## Begin DATA TO PROCESS

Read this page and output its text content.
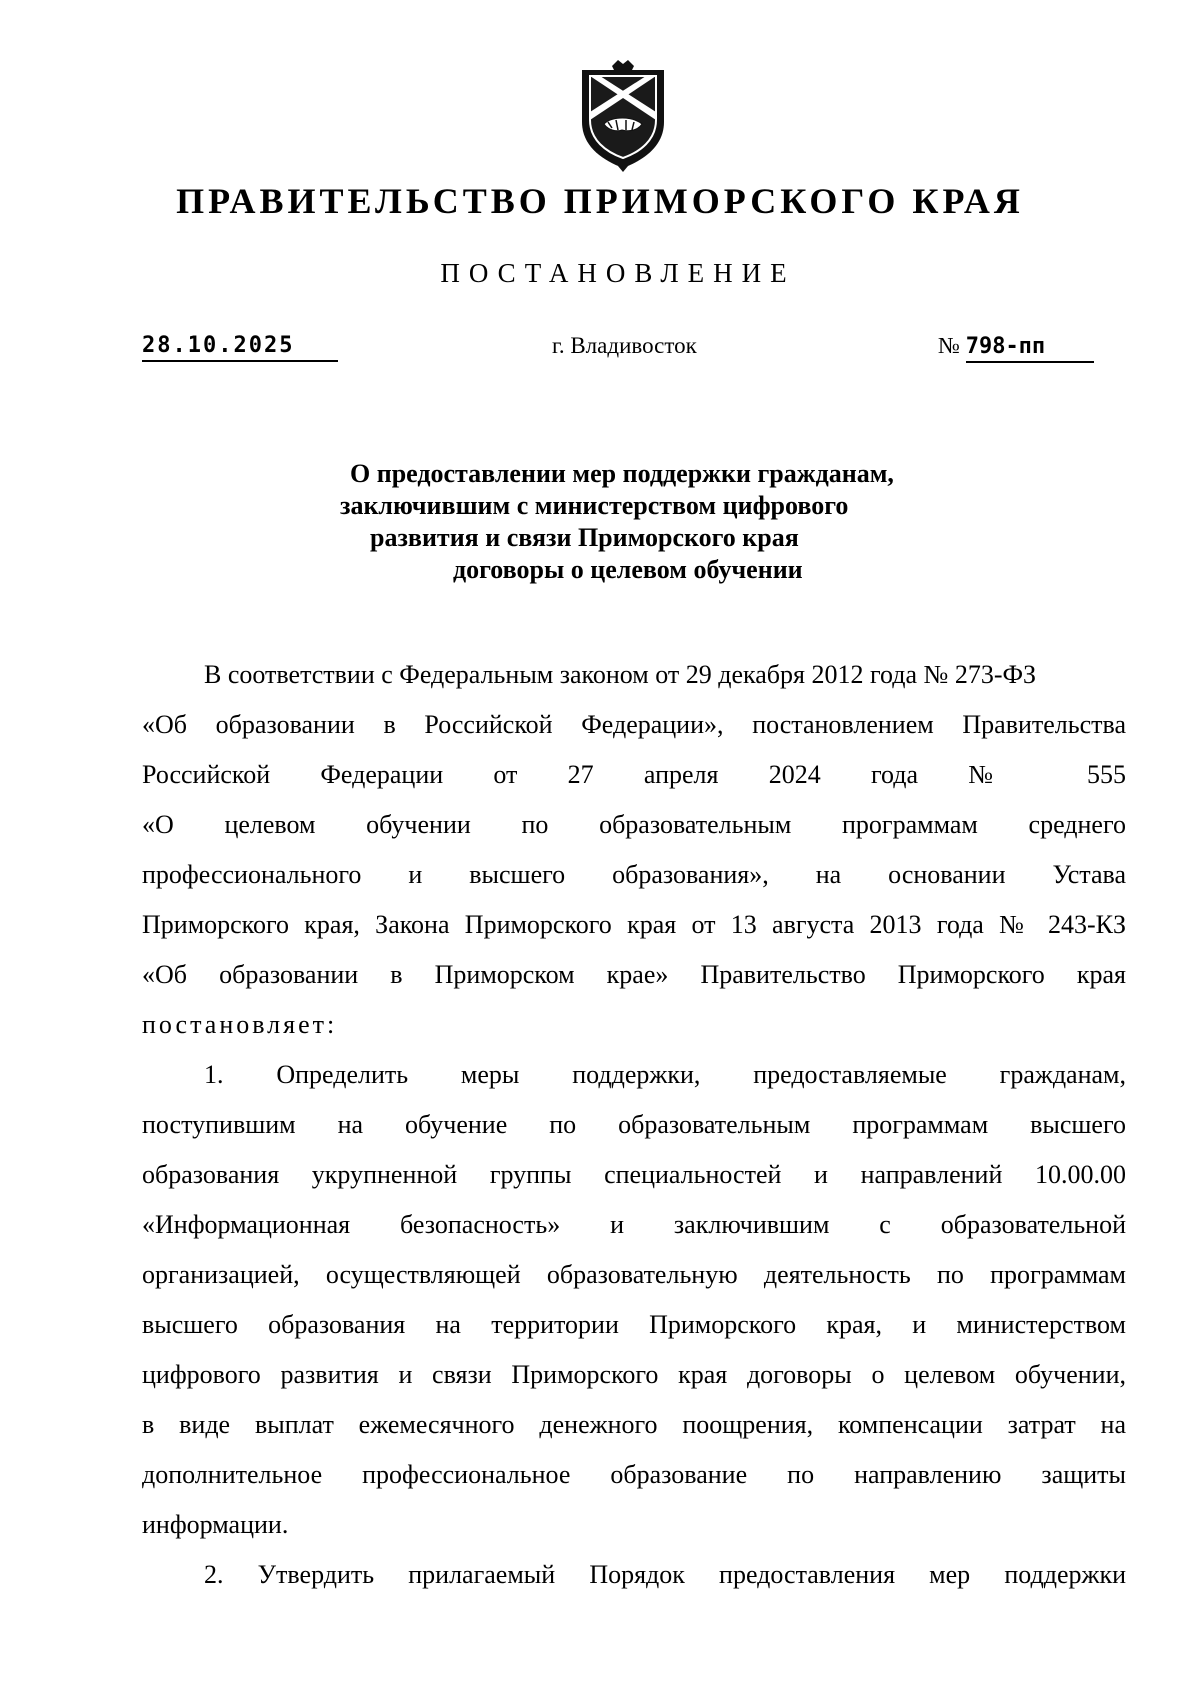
ПРАВИТЕЛЬСТВО ПРИМОРСКОГО КРАЯ
ПОСТАНОВЛЕНИЕ
28.10.2025	г. Владивосток	№ 798-пп
О предоставлении мер поддержки гражданам,
заключившим с министерством цифрового
развития и связи Приморского края
договоры о целевом обучении

В соответствии с Федеральным законом от 29 декабря 2012 года № 273-ФЗ

«Об образовании в Российской Федерации», постановлением Правительства

Российской Федерации от 27 апреля 2024 года № 555

«О целевом обучении по образовательным программам среднего

профессионального и высшего образования», на основании Устава

Приморского края, Закона Приморского края от 13 августа 2013 года № 243-КЗ

«Об образовании в Приморском крае» Правительство Приморского края

постановляет:

1. Определить меры поддержки, предоставляемые гражданам,

поступившим на обучение по образовательным программам высшего

образования укрупненной группы специальностей и направлений 10.00.00

«Информационная безопасность» и заключившим с образовательной

организацией, осуществляющей образовательную деятельность по программам

высшего образования на территории Приморского края, и министерством

цифрового развития и связи Приморского края договоры о целевом обучении,

в виде выплат ежемесячного денежного поощрения, компенсации затрат на

дополнительное профессиональное образование по направлению защиты

информации.

2. Утвердить прилагаемый Порядок предоставления мер поддержки
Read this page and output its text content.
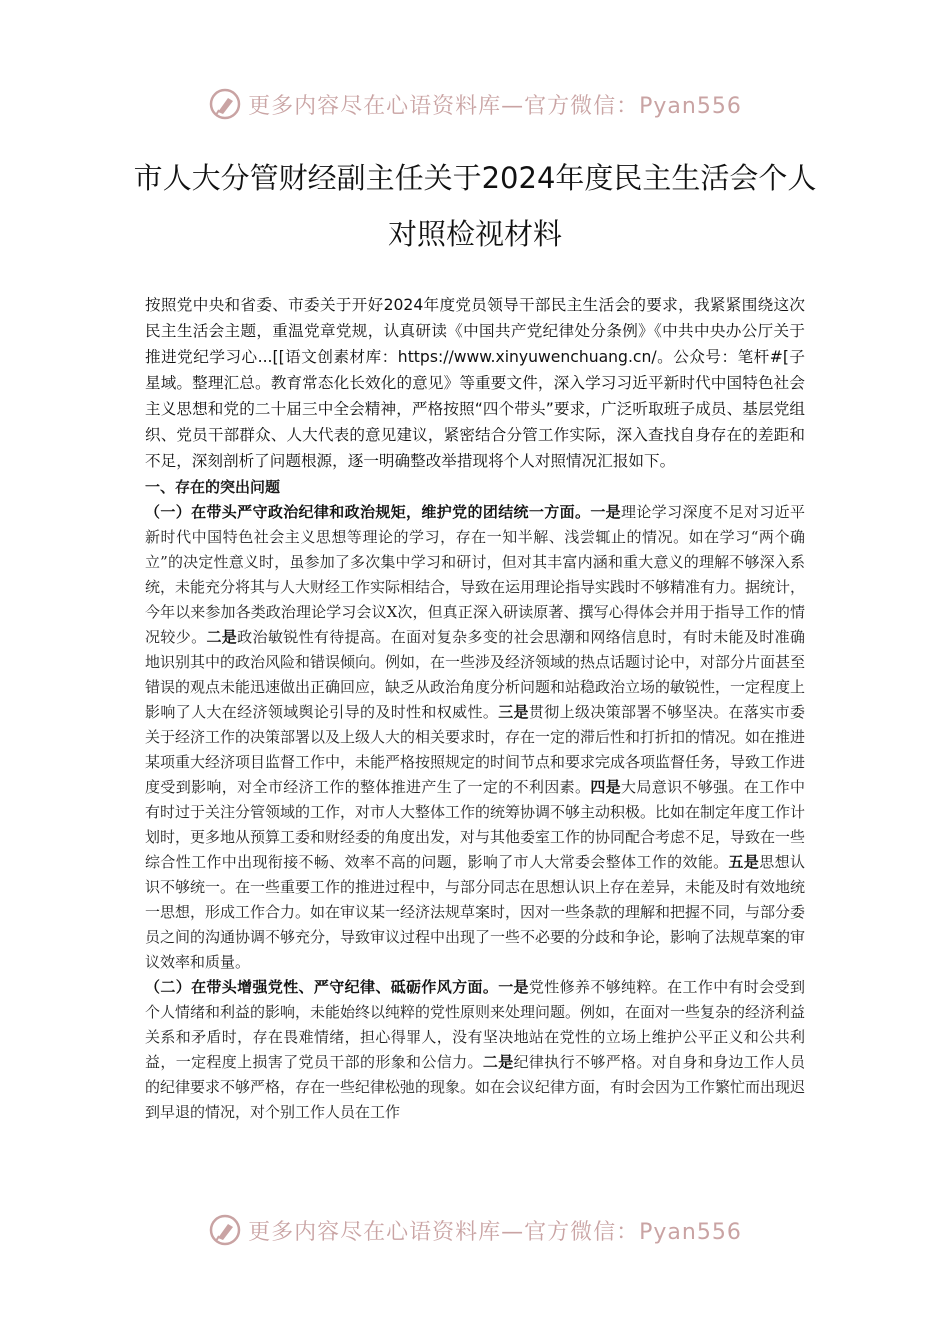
更多内容尽在心语资料库—官方微信：Pyan556
市人大分管财经副主任关于2024年度民主生活会个人对照检视材料

按照党中央和省委、市委关于开好2024年度党员领导干部民主生活会的要求，我紧紧围绕这次民主生活会主题，重温党章党规，认真研读《中国共产党纪律处分条例》《中共中央办公厅关于推进党纪学习心...[[语文创素材库：https://www.xinyuwenchuang.cn/。公众号：笔杆#[子星域。整理汇总。教育常态化长效化的意见》等重要文件，深入学习习近平新时代中国特色社会主义思想和党的二十届三中全会精神，严格按照“四个带头”要求，广泛听取班子成员、基层党组织、党员干部群众、人大代表的意见建议，紧密结合分管工作实际，深入查找自身存在的差距和不足，深刻剖析了问题根源，逐一明确整改举措现将个人对照情况汇报如下。

一、存在的突出问题

（一）在带头严守政治纪律和政治规矩，维护党的团结统一方面。一是理论学习深度不足对习近平新时代中国特色社会主义思想等理论的学习，存在一知半解、浅尝辄止的情况。如在学习“两个确立”的决定性意义时，虽参加了多次集中学习和研讨，但对其丰富内涵和重大意义的理解不够深入系统，未能充分将其与人大财经工作实际相结合，导致在运用理论指导实践时不够精准有力。据统计，今年以来参加各类政治理论学习会议X次，但真正深入研读原著、撰写心得体会并用于指导工作的情况较少。二是政治敏锐性有待提高。在面对复杂多变的社会思潮和网络信息时，有时未能及时准确地识别其中的政治风险和错误倾向。例如，在一些涉及经济领域的热点话题讨论中，对部分片面甚至错误的观点未能迅速做出正确回应，缺乏从政治角度分析问题和站稳政治立场的敏锐性，一定程度上影响了人大在经济领域舆论引导的及时性和权威性。三是贯彻上级决策部署不够坚决。在落实市委关于经济工作的决策部署以及上级人大的相关要求时，存在一定的滞后性和打折扣的情况。如在推进某项重大经济项目监督工作中，未能严格按照规定的时间节点和要求完成各项监督任务，导致工作进度受到影响，对全市经济工作的整体推进产生了一定的不利因素。四是大局意识不够强。在工作中有时过于关注分管领域的工作，对市人大整体工作的统筹协调不够主动积极。比如在制定年度工作计划时，更多地从预算工委和财经委的角度出发，对与其他委室工作的协同配合考虑不足，导致在一些综合性工作中出现衔接不畅、效率不高的问题，影响了市人大常委会整体工作的效能。五是思想认识不够统一。在一些重要工作的推进过程中，与部分同志在思想认识上存在差异，未能及时有效地统一思想，形成工作合力。如在审议某一经济法规草案时，因对一些条款的理解和把握不同，与部分委员之间的沟通协调不够充分，导致审议过程中出现了一些不必要的分歧和争论，影响了法规草案的审议效率和质量。

（二）在带头增强党性、严守纪律、砥砺作风方面。一是党性修养不够纯粹。在工作中有时会受到个人情绪和利益的影响，未能始终以纯粹的党性原则来处理问题。例如，在面对一些复杂的经济利益关系和矛盾时，存在畏难情绪，担心得罪人，没有坚决地站在党性的立场上维护公平正义和公共利益，一定程度上损害了党员干部的形象和公信力。二是纪律执行不够严格。对自身和身边工作人员的纪律要求不够严格，存在一些纪律松弛的现象。如在会议纪律方面，有时会因为工作繁忙而出现迟到早退的情况，对个别工作人员在工作

更多内容尽在心语资料库—官方微信：Pyan556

## End DATA TO PROCESS

> **GIVEN PROBLEM**
Strip out the images, then output the records above word for word.

> **RESULT OF THIS EXERCISE**
Read this page and output its text content.
ПРАВИТЕЛЬСТВО ПРИМОРСКОГО КРАЯ
ПОСТАНОВЛЕНИЕ
28.10.2025	г. Владивосток	№ 798-пп
О предоставлении мер поддержки гражданам,
заключившим с министерством цифрового
развития и связи Приморского края
договоры о целевом обучении

В соответствии с Федеральным законом от 29 декабря 2012 года № 273-ФЗ

«Об образовании в Российской Федерации», постановлением Правительства

Российской Федерации от 27 апреля 2024 года № 555

«О целевом обучении по образовательным программам среднего

профессионального и высшего образования», на основании Устава

Приморского края, Закона Приморского края от 13 августа 2013 года № 243-КЗ

«Об образовании в Приморском крае» Правительство Приморского края

постановляет:

1. Определить меры поддержки, предоставляемые гражданам,

поступившим на обучение по образовательным программам высшего

образования укрупненной группы специальностей и направлений 10.00.00

«Информационная безопасность» и заключившим с образовательной

организацией, осуществляющей образовательную деятельность по программам

высшего образования на территории Приморского края, и министерством

цифрового развития и связи Приморского края договоры о целевом обучении,

в виде выплат ежемесячного денежного поощрения, компенсации затрат на

дополнительное профессиональное образование по направлению защиты

информации.

2. Утвердить прилагаемый Порядок предоставления мер поддержки
Read this page and output its text content.
更多内容尽在心语资料库—官方微信：Pyan556
市人大分管财经副主任关于2024年度民主生活会个人对照检视材料

按照党中央和省委、市委关于开好2024年度党员领导干部民主生活会的要求，我紧紧围绕这次民主生活会主题，重温党章党规，认真研读《中国共产党纪律处分条例》《中共中央办公厅关于推进党纪学习心...[[语文创素材库：https://www.xinyuwenchuang.cn/。公众号：笔杆#[子星域。整理汇总。教育常态化长效化的意见》等重要文件，深入学习习近平新时代中国特色社会主义思想和党的二十届三中全会精神，严格按照“四个带头”要求，广泛听取班子成员、基层党组织、党员干部群众、人大代表的意见建议，紧密结合分管工作实际，深入查找自身存在的差距和不足，深刻剖析了问题根源，逐一明确整改举措现将个人对照情况汇报如下。

一、存在的突出问题

（一）在带头严守政治纪律和政治规矩，维护党的团结统一方面。一是理论学习深度不足对习近平新时代中国特色社会主义思想等理论的学习，存在一知半解、浅尝辄止的情况。如在学习“两个确立”的决定性意义时，虽参加了多次集中学习和研讨，但对其丰富内涵和重大意义的理解不够深入系统，未能充分将其与人大财经工作实际相结合，导致在运用理论指导实践时不够精准有力。据统计，今年以来参加各类政治理论学习会议X次，但真正深入研读原著、撰写心得体会并用于指导工作的情况较少。二是政治敏锐性有待提高。在面对复杂多变的社会思潮和网络信息时，有时未能及时准确地识别其中的政治风险和错误倾向。例如，在一些涉及经济领域的热点话题讨论中，对部分片面甚至错误的观点未能迅速做出正确回应，缺乏从政治角度分析问题和站稳政治立场的敏锐性，一定程度上影响了人大在经济领域舆论引导的及时性和权威性。三是贯彻上级决策部署不够坚决。在落实市委关于经济工作的决策部署以及上级人大的相关要求时，存在一定的滞后性和打折扣的情况。如在推进某项重大经济项目监督工作中，未能严格按照规定的时间节点和要求完成各项监督任务，导致工作进度受到影响，对全市经济工作的整体推进产生了一定的不利因素。四是大局意识不够强。在工作中有时过于关注分管领域的工作，对市人大整体工作的统筹协调不够主动积极。比如在制定年度工作计划时，更多地从预算工委和财经委的角度出发，对与其他委室工作的协同配合考虑不足，导致在一些综合性工作中出现衔接不畅、效率不高的问题，影响了市人大常委会整体工作的效能。五是思想认识不够统一。在一些重要工作的推进过程中，与部分同志在思想认识上存在差异，未能及时有效地统一思想，形成工作合力。如在审议某一经济法规草案时，因对一些条款的理解和把握不同，与部分委员之间的沟通协调不够充分，导致审议过程中出现了一些不必要的分歧和争论，影响了法规草案的审议效率和质量。

（二）在带头增强党性、严守纪律、砥砺作风方面。一是党性修养不够纯粹。在工作中有时会受到个人情绪和利益的影响，未能始终以纯粹的党性原则来处理问题。例如，在面对一些复杂的经济利益关系和矛盾时，存在畏难情绪，担心得罪人，没有坚决地站在党性的立场上维护公平正义和公共利益，一定程度上损害了党员干部的形象和公信力。二是纪律执行不够严格。对自身和身边工作人员的纪律要求不够严格，存在一些纪律松弛的现象。如在会议纪律方面，有时会因为工作繁忙而出现迟到早退的情况，对个别工作人员在工作

更多内容尽在心语资料库—官方微信：Pyan556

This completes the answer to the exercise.